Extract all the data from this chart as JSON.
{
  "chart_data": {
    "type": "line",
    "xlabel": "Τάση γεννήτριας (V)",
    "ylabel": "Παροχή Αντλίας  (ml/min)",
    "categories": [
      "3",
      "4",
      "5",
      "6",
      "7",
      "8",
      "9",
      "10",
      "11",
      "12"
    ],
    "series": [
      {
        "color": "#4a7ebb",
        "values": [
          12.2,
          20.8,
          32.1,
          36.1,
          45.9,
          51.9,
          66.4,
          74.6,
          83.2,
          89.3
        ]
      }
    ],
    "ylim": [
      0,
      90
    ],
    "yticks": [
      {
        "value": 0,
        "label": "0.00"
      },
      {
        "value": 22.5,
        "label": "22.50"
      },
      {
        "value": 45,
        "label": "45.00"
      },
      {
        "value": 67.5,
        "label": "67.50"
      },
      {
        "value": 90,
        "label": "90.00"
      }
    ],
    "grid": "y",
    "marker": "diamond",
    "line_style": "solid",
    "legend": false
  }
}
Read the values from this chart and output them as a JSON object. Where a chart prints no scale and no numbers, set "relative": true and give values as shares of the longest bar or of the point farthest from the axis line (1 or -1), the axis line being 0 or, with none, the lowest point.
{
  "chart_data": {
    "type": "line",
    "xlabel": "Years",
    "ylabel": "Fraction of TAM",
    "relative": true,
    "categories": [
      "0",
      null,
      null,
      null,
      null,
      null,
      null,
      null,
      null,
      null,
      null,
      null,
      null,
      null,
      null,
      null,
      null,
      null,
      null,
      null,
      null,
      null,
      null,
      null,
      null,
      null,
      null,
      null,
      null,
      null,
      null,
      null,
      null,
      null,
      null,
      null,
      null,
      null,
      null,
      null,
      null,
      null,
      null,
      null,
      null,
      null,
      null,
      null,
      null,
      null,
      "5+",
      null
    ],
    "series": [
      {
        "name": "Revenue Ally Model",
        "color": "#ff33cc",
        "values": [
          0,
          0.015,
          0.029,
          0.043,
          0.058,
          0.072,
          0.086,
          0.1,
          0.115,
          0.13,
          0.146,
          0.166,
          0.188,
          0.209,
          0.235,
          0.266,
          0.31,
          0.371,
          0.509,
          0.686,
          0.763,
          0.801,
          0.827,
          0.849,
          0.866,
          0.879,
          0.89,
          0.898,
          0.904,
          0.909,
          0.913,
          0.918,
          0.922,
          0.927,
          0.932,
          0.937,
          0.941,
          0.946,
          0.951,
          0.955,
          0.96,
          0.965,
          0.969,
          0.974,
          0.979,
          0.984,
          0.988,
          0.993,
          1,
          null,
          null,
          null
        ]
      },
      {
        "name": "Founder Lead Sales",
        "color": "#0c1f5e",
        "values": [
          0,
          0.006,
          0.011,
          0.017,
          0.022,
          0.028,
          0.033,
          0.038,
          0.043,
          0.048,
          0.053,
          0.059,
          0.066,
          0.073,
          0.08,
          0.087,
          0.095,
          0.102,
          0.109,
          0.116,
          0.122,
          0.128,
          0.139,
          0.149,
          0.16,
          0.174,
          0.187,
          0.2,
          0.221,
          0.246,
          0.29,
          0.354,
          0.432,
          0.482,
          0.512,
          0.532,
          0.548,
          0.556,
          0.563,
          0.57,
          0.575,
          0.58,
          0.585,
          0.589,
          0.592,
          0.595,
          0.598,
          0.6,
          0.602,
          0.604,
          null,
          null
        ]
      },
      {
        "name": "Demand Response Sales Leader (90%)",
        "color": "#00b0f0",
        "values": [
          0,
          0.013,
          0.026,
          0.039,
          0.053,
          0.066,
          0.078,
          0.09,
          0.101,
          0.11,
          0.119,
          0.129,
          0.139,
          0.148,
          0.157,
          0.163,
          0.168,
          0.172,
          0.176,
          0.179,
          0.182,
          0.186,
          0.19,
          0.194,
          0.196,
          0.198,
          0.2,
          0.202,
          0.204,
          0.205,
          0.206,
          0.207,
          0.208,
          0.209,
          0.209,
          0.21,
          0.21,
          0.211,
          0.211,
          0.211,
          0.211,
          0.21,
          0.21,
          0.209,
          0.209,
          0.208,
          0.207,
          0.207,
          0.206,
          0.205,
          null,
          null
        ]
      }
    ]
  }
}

• **Given problem**: Extract every line that has the string "true" in it.

• **The solution**:
Read the values from this chart and output them as a JSON object. Where a chart prints no scale and no numbers, set "relative": true and give values as shares of the longest bar or of the point farthest from the axis line (1 or -1), the axis line being 0 or, with none, the lowest point.
    "relative": true,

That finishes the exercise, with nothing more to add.